• _WHAT YOU SHOULD DO_:
Transcribe the records that follow exactly. Skip the pictures.

[Figure data in JSON]
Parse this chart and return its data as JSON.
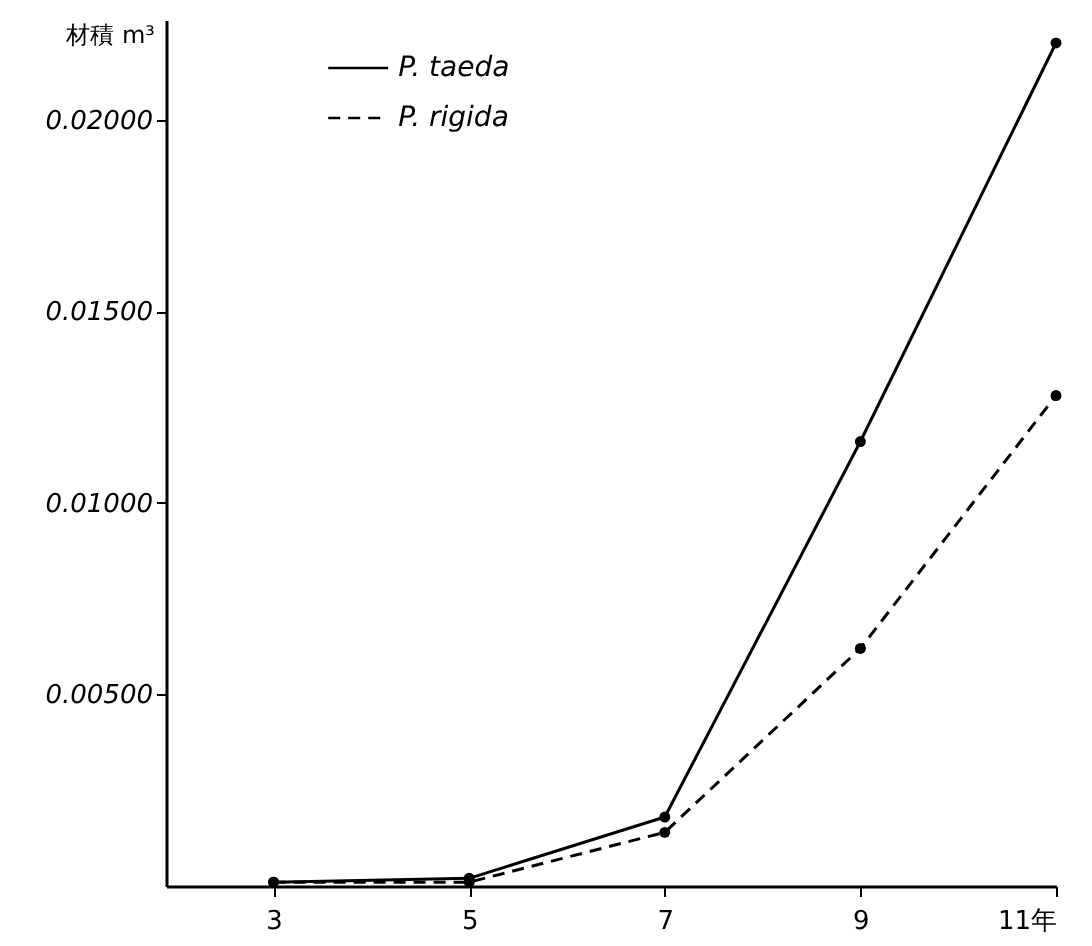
{
  "chart_data": {
    "type": "line",
    "ylabel": "材積 m³",
    "x": [
      3,
      5,
      7,
      9,
      11
    ],
    "series": [
      {
        "name": "P. taeda",
        "color": "#000000",
        "line_style": "solid",
        "values": [
          0.0001,
          0.0002,
          0.0018,
          0.0116,
          0.022
        ]
      },
      {
        "name": "P. rigida",
        "color": "#000000",
        "line_style": "dashed",
        "values": [
          0.0001,
          0.0001,
          0.0014,
          0.0062,
          0.0128
        ]
      }
    ],
    "xlim": [
      1.9,
      11
    ],
    "xticks": [
      3,
      5,
      7,
      9,
      {
        "value": 11,
        "label": "11年"
      }
    ],
    "ylim": [
      0,
      0.0226
    ],
    "yticks": [
      {
        "value": 0.005,
        "label": "0.00500"
      },
      {
        "value": 0.01,
        "label": "0.01000"
      },
      {
        "value": 0.015,
        "label": "0.01500"
      },
      {
        "value": 0.02,
        "label": "0.02000"
      }
    ],
    "grid": false,
    "legend": "top",
    "marker": "circle"
  }
}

• _RESPONSE TO THIS EXERCISE_:
Parse this chart and return its data as JSON.
{
  "chart_data": {
    "type": "line",
    "ylabel": "材積 m³",
    "x": [
      3,
      5,
      7,
      9,
      11
    ],
    "series": [
      {
        "name": "P. taeda",
        "color": "#000000",
        "line_style": "solid",
        "values": [
          0.0001,
          0.0002,
          0.0018,
          0.0116,
          0.022
        ]
      },
      {
        "name": "P. rigida",
        "color": "#000000",
        "line_style": "dashed",
        "values": [
          0.0001,
          0.0001,
          0.0014,
          0.0062,
          0.0128
        ]
      }
    ],
    "xlim": [
      1.9,
      11
    ],
    "xticks": [
      3,
      5,
      7,
      9,
      {
        "value": 11,
        "label": "11年"
      }
    ],
    "ylim": [
      0,
      0.0226
    ],
    "yticks": [
      {
        "value": 0.005,
        "label": "0.00500"
      },
      {
        "value": 0.01,
        "label": "0.01000"
      },
      {
        "value": 0.015,
        "label": "0.01500"
      },
      {
        "value": 0.02,
        "label": "0.02000"
      }
    ],
    "grid": false,
    "legend": "top",
    "marker": "circle"
  }
}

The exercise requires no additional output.